### Task input
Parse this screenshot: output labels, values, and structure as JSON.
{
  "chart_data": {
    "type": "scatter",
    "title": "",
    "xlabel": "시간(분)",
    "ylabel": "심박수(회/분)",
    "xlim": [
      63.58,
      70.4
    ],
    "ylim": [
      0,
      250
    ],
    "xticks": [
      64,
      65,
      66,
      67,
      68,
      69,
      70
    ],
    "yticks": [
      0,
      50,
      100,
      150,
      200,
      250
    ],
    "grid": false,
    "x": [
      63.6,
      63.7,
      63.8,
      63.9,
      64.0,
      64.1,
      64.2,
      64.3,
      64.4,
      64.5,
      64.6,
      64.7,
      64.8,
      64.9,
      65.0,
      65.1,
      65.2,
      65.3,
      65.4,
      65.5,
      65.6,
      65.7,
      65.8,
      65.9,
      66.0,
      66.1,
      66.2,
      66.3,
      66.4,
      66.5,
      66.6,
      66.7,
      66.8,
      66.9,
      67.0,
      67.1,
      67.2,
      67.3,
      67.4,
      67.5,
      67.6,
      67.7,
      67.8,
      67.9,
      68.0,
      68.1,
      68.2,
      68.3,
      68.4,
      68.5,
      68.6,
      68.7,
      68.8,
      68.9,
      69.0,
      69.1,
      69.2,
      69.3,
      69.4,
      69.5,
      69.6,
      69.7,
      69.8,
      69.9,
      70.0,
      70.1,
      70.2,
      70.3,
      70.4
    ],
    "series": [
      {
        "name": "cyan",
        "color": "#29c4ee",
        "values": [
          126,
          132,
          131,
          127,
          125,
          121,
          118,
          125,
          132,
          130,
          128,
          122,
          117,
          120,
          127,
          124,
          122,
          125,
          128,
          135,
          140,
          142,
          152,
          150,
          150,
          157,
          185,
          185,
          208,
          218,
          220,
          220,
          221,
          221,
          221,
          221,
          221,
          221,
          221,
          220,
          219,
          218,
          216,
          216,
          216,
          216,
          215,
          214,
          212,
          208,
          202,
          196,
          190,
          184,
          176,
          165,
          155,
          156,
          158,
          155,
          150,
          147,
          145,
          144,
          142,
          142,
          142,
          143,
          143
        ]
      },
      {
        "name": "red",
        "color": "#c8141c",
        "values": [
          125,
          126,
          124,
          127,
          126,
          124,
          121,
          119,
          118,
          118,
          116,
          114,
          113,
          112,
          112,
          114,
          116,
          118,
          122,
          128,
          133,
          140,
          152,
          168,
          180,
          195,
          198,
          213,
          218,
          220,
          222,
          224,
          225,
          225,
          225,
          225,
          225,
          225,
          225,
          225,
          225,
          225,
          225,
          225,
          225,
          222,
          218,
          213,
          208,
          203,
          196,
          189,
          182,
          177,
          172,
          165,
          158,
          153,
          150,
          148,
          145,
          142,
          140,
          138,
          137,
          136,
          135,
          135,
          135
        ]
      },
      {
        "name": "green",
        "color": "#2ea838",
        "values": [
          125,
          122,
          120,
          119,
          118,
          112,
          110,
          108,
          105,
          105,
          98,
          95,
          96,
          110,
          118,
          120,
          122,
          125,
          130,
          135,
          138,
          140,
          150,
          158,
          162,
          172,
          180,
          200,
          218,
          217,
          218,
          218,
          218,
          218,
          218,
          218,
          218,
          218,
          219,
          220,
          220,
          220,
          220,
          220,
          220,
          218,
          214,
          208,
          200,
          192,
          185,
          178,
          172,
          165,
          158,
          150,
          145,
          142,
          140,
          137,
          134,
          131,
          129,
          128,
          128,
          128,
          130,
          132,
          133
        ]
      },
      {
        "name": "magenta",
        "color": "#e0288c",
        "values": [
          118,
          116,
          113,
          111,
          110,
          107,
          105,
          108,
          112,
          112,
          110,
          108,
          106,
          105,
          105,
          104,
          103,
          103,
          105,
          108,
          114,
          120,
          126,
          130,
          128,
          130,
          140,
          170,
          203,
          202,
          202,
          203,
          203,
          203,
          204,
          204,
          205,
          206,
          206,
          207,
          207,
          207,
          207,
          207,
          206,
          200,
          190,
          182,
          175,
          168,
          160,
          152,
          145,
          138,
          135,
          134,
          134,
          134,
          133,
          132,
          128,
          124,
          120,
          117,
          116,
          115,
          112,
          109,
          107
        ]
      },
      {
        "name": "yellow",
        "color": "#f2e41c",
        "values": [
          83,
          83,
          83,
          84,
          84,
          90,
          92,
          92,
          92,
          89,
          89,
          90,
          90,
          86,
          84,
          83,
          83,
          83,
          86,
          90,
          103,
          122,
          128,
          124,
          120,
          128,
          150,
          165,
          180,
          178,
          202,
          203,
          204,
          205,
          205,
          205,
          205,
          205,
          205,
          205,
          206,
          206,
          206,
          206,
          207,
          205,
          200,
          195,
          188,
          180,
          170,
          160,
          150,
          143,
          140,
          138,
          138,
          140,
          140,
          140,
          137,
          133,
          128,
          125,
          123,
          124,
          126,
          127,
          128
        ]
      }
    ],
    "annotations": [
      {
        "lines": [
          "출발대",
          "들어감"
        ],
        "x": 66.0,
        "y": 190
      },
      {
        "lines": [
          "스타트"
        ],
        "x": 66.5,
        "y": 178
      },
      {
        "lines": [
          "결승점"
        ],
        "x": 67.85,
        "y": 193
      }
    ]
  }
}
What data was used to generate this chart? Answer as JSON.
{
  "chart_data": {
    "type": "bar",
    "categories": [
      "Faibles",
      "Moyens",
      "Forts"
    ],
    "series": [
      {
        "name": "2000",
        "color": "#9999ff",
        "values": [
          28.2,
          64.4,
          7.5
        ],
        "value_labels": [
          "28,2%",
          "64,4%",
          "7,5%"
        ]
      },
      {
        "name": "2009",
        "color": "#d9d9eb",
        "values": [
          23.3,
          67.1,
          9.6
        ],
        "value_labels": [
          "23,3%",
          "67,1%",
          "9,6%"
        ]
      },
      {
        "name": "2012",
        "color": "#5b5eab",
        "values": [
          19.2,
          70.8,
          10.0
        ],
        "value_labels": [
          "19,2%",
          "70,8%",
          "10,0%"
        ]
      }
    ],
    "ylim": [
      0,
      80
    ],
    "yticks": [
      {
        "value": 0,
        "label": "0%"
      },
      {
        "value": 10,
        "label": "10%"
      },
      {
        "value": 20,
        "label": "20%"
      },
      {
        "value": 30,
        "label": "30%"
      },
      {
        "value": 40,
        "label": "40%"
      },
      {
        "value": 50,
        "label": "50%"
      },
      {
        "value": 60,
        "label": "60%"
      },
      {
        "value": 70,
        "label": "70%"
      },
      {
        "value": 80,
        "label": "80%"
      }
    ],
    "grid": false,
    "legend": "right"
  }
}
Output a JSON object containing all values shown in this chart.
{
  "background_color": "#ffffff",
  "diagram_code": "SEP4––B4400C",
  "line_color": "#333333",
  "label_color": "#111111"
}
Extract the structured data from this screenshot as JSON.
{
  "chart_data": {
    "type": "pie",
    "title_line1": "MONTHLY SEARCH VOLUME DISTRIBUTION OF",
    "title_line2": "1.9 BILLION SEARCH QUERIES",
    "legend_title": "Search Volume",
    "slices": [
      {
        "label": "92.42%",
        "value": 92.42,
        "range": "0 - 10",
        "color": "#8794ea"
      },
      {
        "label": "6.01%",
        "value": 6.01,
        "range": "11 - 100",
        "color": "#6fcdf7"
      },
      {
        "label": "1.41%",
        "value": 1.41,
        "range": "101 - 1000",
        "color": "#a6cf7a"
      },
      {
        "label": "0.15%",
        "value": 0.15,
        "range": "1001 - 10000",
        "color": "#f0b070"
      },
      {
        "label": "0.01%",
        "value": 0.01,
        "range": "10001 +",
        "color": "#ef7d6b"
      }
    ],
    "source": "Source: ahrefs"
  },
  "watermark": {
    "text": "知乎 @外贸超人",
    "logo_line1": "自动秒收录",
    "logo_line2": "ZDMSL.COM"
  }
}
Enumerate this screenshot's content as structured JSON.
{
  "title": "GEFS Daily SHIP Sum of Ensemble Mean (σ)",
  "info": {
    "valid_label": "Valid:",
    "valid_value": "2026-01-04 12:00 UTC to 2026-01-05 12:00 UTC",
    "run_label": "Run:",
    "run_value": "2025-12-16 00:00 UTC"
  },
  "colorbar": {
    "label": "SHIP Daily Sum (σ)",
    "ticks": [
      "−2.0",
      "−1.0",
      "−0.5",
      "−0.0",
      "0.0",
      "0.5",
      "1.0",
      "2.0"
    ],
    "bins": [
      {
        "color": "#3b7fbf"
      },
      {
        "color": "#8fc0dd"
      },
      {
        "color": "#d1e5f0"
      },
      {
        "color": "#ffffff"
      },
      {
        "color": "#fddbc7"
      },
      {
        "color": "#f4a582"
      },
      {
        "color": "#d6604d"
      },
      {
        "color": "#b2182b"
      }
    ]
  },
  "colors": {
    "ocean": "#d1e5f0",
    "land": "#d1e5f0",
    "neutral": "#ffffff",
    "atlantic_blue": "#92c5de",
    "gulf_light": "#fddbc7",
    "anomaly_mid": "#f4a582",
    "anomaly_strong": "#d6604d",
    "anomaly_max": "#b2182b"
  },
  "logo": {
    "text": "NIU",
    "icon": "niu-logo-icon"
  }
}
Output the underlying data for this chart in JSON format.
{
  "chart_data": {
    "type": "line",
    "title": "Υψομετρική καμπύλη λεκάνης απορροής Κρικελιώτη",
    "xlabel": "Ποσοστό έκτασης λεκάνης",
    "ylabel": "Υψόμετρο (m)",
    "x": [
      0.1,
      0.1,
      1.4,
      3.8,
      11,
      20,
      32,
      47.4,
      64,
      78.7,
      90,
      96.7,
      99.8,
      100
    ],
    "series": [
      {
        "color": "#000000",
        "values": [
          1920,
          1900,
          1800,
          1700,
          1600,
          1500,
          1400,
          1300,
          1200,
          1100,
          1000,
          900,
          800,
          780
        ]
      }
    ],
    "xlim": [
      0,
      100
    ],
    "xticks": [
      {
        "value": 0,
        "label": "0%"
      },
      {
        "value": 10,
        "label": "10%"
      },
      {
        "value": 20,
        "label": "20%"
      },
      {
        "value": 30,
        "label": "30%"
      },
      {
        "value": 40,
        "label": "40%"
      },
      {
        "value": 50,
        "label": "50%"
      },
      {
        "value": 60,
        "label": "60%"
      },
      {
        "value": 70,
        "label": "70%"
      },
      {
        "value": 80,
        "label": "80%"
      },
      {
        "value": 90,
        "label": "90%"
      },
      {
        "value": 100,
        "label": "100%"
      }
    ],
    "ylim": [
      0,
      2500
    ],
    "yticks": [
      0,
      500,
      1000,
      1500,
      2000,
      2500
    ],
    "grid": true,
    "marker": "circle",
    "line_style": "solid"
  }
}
######
* Objective
From the entries above, select each line containing the string "SHIP".

* Solution for this problem
  "title": "GEFS Daily SHIP Sum of Ensemble Mean (σ)",
    "label": "SHIP Daily Sum (σ)",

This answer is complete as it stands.